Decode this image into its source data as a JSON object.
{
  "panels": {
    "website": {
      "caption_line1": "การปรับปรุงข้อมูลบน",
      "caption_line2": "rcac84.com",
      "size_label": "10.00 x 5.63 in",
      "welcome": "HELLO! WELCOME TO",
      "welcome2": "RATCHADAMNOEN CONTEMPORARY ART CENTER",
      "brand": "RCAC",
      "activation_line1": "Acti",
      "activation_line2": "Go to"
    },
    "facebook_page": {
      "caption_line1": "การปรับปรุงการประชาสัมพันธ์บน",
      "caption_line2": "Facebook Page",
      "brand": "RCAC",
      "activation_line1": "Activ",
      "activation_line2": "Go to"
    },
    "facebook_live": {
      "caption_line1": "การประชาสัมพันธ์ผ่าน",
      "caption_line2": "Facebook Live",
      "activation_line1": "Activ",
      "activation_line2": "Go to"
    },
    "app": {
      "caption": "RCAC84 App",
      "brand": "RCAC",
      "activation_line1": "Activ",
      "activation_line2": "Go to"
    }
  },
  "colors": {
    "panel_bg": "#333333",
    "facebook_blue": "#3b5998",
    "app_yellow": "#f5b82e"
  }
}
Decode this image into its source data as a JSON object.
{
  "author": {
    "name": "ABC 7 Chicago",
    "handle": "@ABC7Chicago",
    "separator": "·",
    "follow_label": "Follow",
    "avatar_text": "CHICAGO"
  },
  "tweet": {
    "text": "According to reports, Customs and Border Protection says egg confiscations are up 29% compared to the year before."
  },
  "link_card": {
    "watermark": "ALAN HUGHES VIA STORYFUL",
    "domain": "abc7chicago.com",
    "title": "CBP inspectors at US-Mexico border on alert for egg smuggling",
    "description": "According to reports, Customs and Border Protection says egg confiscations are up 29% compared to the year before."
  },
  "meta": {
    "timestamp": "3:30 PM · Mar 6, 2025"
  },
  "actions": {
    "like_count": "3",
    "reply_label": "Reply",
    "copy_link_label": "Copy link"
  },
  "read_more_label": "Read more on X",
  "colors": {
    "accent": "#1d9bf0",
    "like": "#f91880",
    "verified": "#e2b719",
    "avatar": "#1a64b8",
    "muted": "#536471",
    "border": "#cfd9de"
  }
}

::::::::

» **TASK TO CARRY OUT**: Write out every line of the material again, exactly as it reads.

» **RESULT OF THE TASK**:
Decode this image into its source data as a JSON object.
{
  "panels": {
    "website": {
      "caption_line1": "การปรับปรุงข้อมูลบน",
      "caption_line2": "rcac84.com",
      "size_label": "10.00 x 5.63 in",
      "welcome": "HELLO! WELCOME TO",
      "welcome2": "RATCHADAMNOEN CONTEMPORARY ART CENTER",
      "brand": "RCAC",
      "activation_line1": "Acti",
      "activation_line2": "Go to"
    },
    "facebook_page": {
      "caption_line1": "การปรับปรุงการประชาสัมพันธ์บน",
      "caption_line2": "Facebook Page",
      "brand": "RCAC",
      "activation_line1": "Activ",
      "activation_line2": "Go to"
    },
    "facebook_live": {
      "caption_line1": "การประชาสัมพันธ์ผ่าน",
      "caption_line2": "Facebook Live",
      "activation_line1": "Activ",
      "activation_line2": "Go to"
    },
    "app": {
      "caption": "RCAC84 App",
      "brand": "RCAC",
      "activation_line1": "Activ",
      "activation_line2": "Go to"
    }
  },
  "colors": {
    "panel_bg": "#333333",
    "facebook_blue": "#3b5998",
    "app_yellow": "#f5b82e"
  }
}
Decode this image into its source data as a JSON object.
{
  "author": {
    "name": "ABC 7 Chicago",
    "handle": "@ABC7Chicago",
    "separator": "·",
    "follow_label": "Follow",
    "avatar_text": "CHICAGO"
  },
  "tweet": {
    "text": "According to reports, Customs and Border Protection says egg confiscations are up 29% compared to the year before."
  },
  "link_card": {
    "watermark": "ALAN HUGHES VIA STORYFUL",
    "domain": "abc7chicago.com",
    "title": "CBP inspectors at US-Mexico border on alert for egg smuggling",
    "description": "According to reports, Customs and Border Protection says egg confiscations are up 29% compared to the year before."
  },
  "meta": {
    "timestamp": "3:30 PM · Mar 6, 2025"
  },
  "actions": {
    "like_count": "3",
    "reply_label": "Reply",
    "copy_link_label": "Copy link"
  },
  "read_more_label": "Read more on X",
  "colors": {
    "accent": "#1d9bf0",
    "like": "#f91880",
    "verified": "#e2b719",
    "avatar": "#1a64b8",
    "muted": "#536471",
    "border": "#cfd9de"
  }
}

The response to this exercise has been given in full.